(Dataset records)
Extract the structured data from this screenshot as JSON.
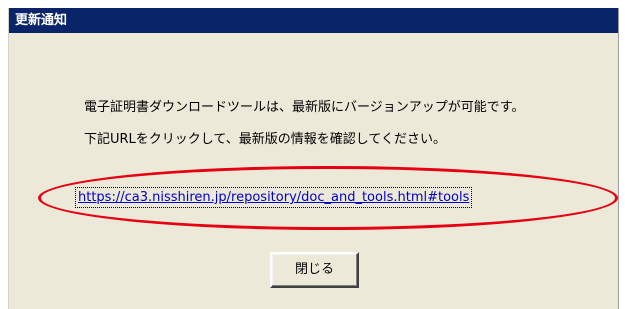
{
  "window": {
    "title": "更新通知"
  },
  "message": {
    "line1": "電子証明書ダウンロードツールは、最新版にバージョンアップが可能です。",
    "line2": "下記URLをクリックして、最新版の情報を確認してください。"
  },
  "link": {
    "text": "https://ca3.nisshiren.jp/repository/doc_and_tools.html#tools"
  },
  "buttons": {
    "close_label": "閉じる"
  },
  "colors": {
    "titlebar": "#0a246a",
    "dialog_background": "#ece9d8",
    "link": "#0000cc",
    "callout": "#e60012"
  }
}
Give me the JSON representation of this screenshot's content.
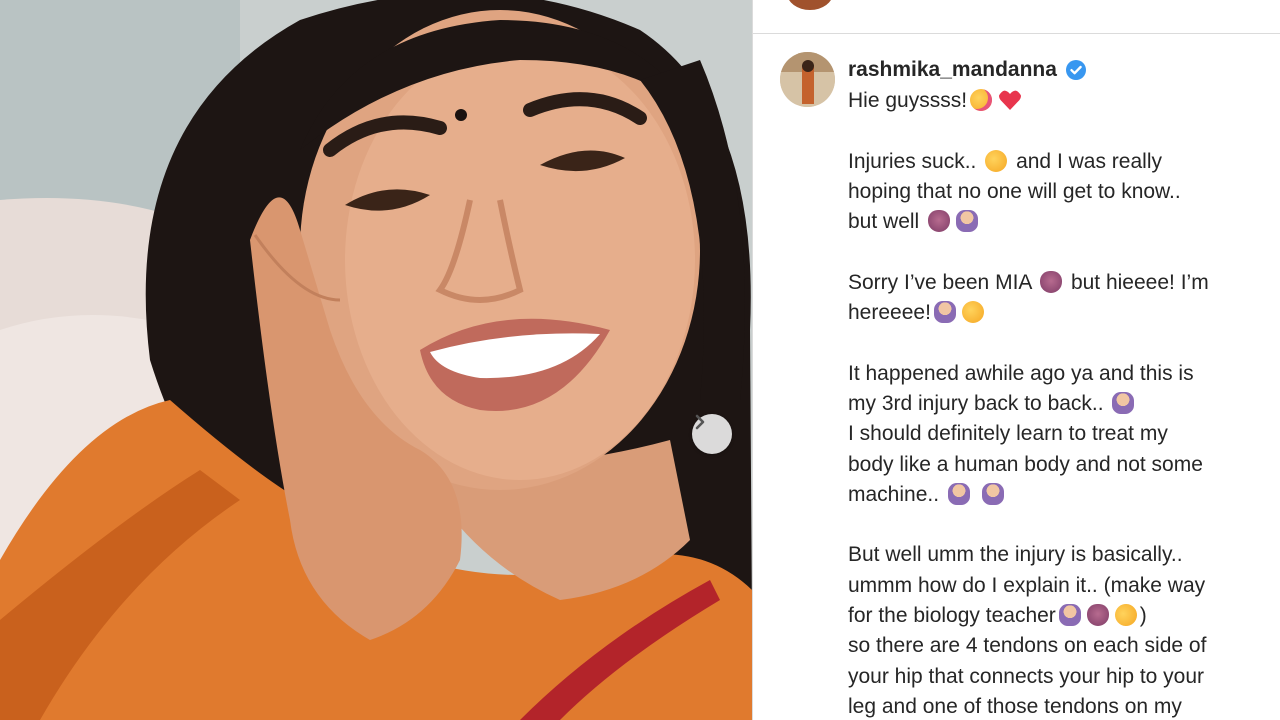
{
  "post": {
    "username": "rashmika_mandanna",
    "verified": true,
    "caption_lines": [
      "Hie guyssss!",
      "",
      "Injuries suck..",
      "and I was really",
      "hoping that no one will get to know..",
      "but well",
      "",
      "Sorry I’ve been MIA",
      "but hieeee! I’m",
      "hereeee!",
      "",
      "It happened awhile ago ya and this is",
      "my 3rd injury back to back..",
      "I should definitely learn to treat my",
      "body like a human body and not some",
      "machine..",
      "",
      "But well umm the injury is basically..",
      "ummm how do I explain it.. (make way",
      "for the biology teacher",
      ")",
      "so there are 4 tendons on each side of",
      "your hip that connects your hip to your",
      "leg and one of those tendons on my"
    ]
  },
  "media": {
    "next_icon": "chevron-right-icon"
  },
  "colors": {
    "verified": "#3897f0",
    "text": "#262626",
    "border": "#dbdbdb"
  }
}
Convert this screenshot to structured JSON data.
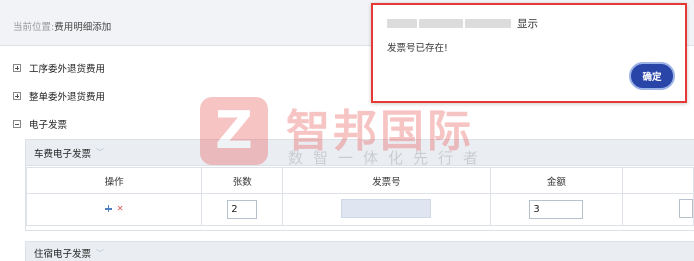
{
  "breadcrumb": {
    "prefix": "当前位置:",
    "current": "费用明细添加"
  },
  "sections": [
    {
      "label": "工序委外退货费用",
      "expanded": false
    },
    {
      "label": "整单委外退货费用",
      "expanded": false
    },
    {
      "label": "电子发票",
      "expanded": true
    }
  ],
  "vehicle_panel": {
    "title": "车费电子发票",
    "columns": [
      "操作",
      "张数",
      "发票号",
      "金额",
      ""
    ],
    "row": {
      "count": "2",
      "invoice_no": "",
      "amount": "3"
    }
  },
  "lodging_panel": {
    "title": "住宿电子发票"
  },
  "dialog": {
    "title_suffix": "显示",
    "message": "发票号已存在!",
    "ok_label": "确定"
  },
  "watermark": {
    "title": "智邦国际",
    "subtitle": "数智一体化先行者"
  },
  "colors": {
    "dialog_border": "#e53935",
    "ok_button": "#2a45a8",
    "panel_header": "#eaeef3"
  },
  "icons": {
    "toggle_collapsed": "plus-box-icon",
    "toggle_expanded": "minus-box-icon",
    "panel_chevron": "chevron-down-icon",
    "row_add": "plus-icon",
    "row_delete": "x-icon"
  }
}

-- Problem --
Take the records above and transcribe them exactly, dropping every picture.

-- Answer to this task --
Extract the structured data from this screenshot as JSON.
{
  "window": {
    "title": "更新通知"
  },
  "message": {
    "line1": "電子証明書ダウンロードツールは、最新版にバージョンアップが可能です。",
    "line2": "下記URLをクリックして、最新版の情報を確認してください。"
  },
  "link": {
    "text": "https://ca3.nisshiren.jp/repository/doc_and_tools.html#tools"
  },
  "buttons": {
    "close_label": "閉じる"
  },
  "colors": {
    "titlebar": "#0a246a",
    "dialog_background": "#ece9d8",
    "link": "#0000cc",
    "callout": "#e60012"
  }
}
Give me the JSON representation of this screenshot's content.
{
  "post": {
    "username": "rashmika_mandanna",
    "verified": true,
    "caption_lines": [
      "Hie guyssss!",
      "",
      "Injuries suck..",
      "and I was really",
      "hoping that no one will get to know..",
      "but well",
      "",
      "Sorry I’ve been MIA",
      "but hieeee! I’m",
      "hereeee!",
      "",
      "It happened awhile ago ya and this is",
      "my 3rd injury back to back..",
      "I should definitely learn to treat my",
      "body like a human body and not some",
      "machine..",
      "",
      "But well umm the injury is basically..",
      "ummm how do I explain it.. (make way",
      "for the biology teacher",
      ")",
      "so there are 4 tendons on each side of",
      "your hip that connects your hip to your",
      "leg and one of those tendons on my"
    ]
  },
  "media": {
    "next_icon": "chevron-right-icon"
  },
  "colors": {
    "verified": "#3897f0",
    "text": "#262626",
    "border": "#dbdbdb"
  }
}
Convert this screenshot to structured JSON data.
{
  "breadcrumb": {
    "prefix": "当前位置:",
    "current": "费用明细添加"
  },
  "sections": [
    {
      "label": "工序委外退货费用",
      "expanded": false
    },
    {
      "label": "整单委外退货费用",
      "expanded": false
    },
    {
      "label": "电子发票",
      "expanded": true
    }
  ],
  "vehicle_panel": {
    "title": "车费电子发票",
    "columns": [
      "操作",
      "张数",
      "发票号",
      "金额",
      ""
    ],
    "row": {
      "count": "2",
      "invoice_no": "",
      "amount": "3"
    }
  },
  "lodging_panel": {
    "title": "住宿电子发票"
  },
  "dialog": {
    "title_suffix": "显示",
    "message": "发票号已存在!",
    "ok_label": "确定"
  },
  "watermark": {
    "title": "智邦国际",
    "subtitle": "数智一体化先行者"
  },
  "colors": {
    "dialog_border": "#e53935",
    "ok_button": "#2a45a8",
    "panel_header": "#eaeef3"
  },
  "icons": {
    "toggle_collapsed": "plus-box-icon",
    "toggle_expanded": "minus-box-icon",
    "panel_chevron": "chevron-down-icon",
    "row_add": "plus-icon",
    "row_delete": "x-icon"
  }
}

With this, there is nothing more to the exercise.